_TASK DIRECTIONS_
Repeat every line of the listing below exactly, minus the pictures.

[BEGIN]

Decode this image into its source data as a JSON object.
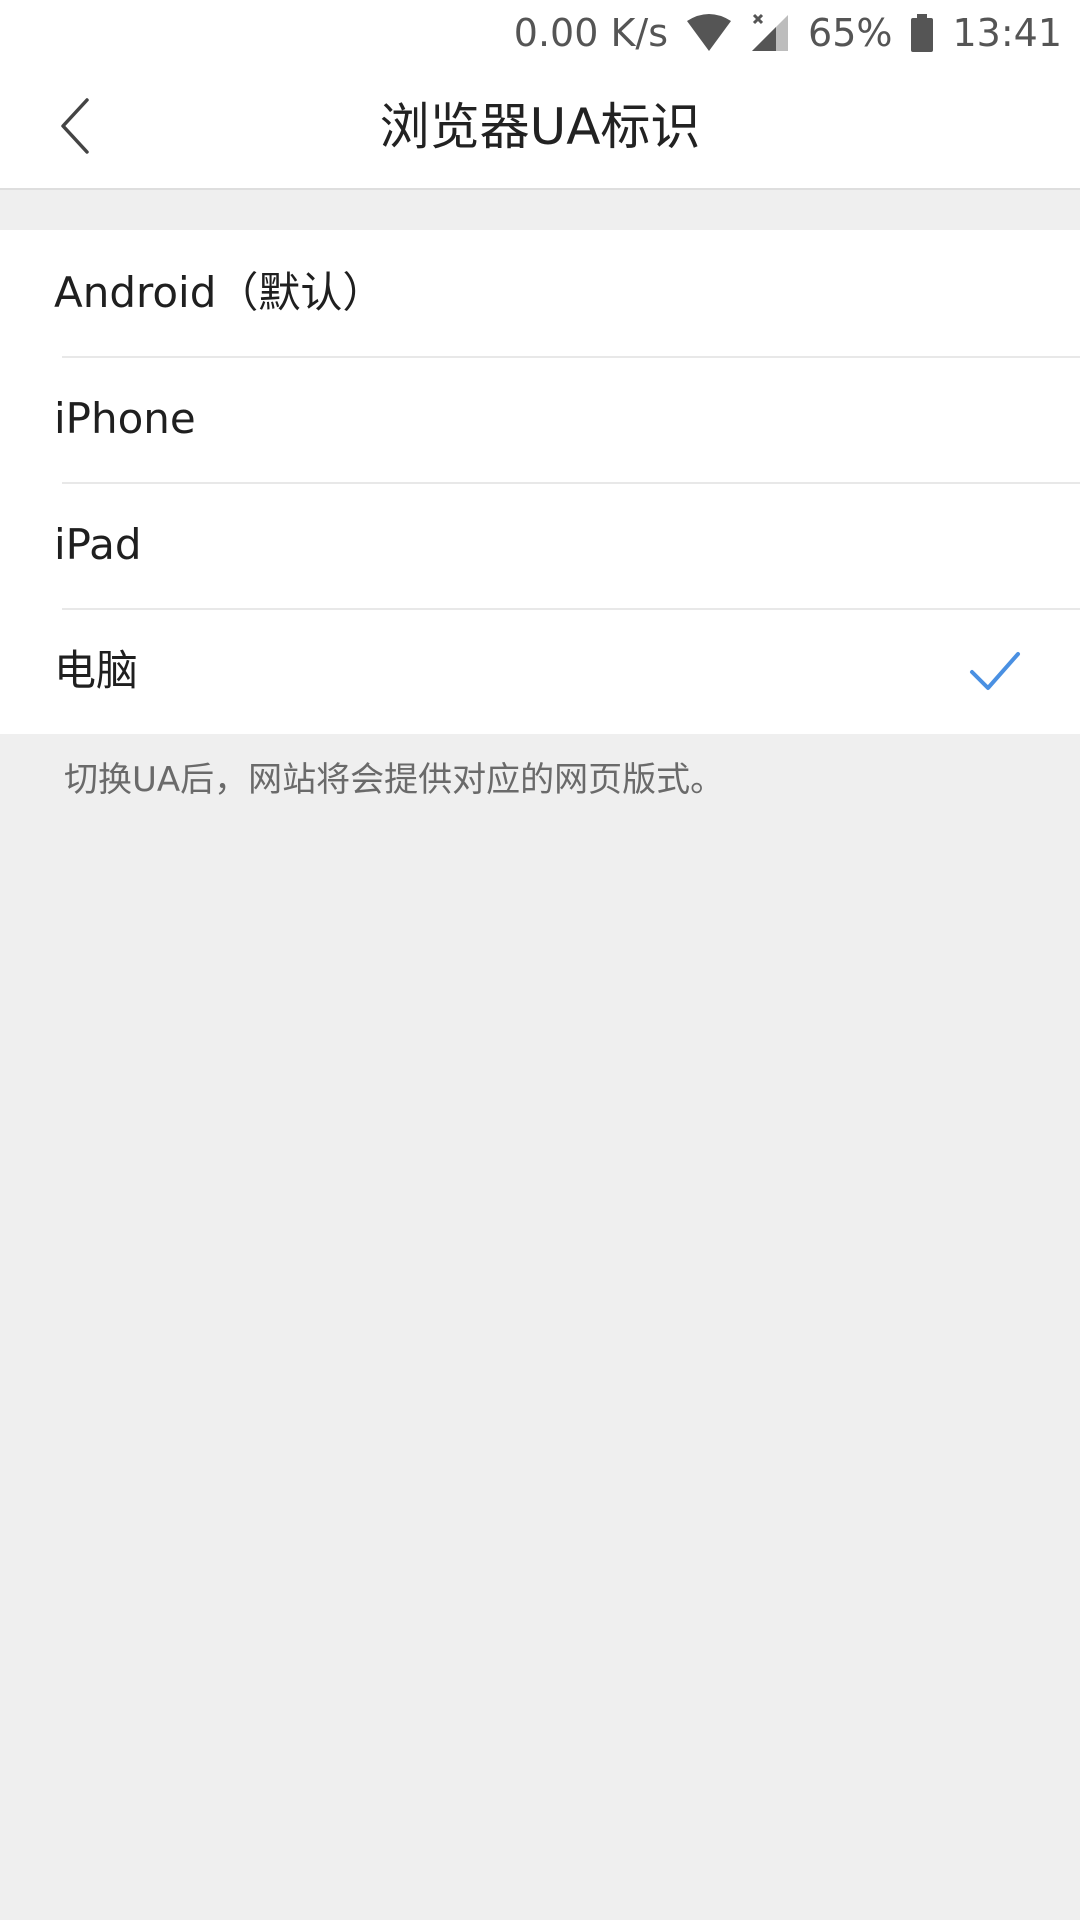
{
  "status_bar": {
    "network_speed": "0.00 K/s",
    "battery_percent": "65%",
    "time": "13:41"
  },
  "header": {
    "title": "浏览器UA标识"
  },
  "options": [
    {
      "label": "Android（默认）",
      "selected": false
    },
    {
      "label": "iPhone",
      "selected": false
    },
    {
      "label": "iPad",
      "selected": false
    },
    {
      "label": "电脑",
      "selected": true
    }
  ],
  "hint": "切换UA后，网站将会提供对应的网页版式。",
  "colors": {
    "accent": "#4a90e2",
    "background": "#efefef",
    "surface": "#ffffff"
  },
  "icons": {
    "back": "chevron-left-icon",
    "check": "check-icon",
    "wifi": "wifi-icon",
    "signal": "signal-icon",
    "battery": "battery-icon"
  }
}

[END]

_THE COMPLETED TASK_
Decode this image into its source data as a JSON object.
{
  "status_bar": {
    "network_speed": "0.00 K/s",
    "battery_percent": "65%",
    "time": "13:41"
  },
  "header": {
    "title": "浏览器UA标识"
  },
  "options": [
    {
      "label": "Android（默认）",
      "selected": false
    },
    {
      "label": "iPhone",
      "selected": false
    },
    {
      "label": "iPad",
      "selected": false
    },
    {
      "label": "电脑",
      "selected": true
    }
  ],
  "hint": "切换UA后，网站将会提供对应的网页版式。",
  "colors": {
    "accent": "#4a90e2",
    "background": "#efefef",
    "surface": "#ffffff"
  },
  "icons": {
    "back": "chevron-left-icon",
    "check": "check-icon",
    "wifi": "wifi-icon",
    "signal": "signal-icon",
    "battery": "battery-icon"
  }
}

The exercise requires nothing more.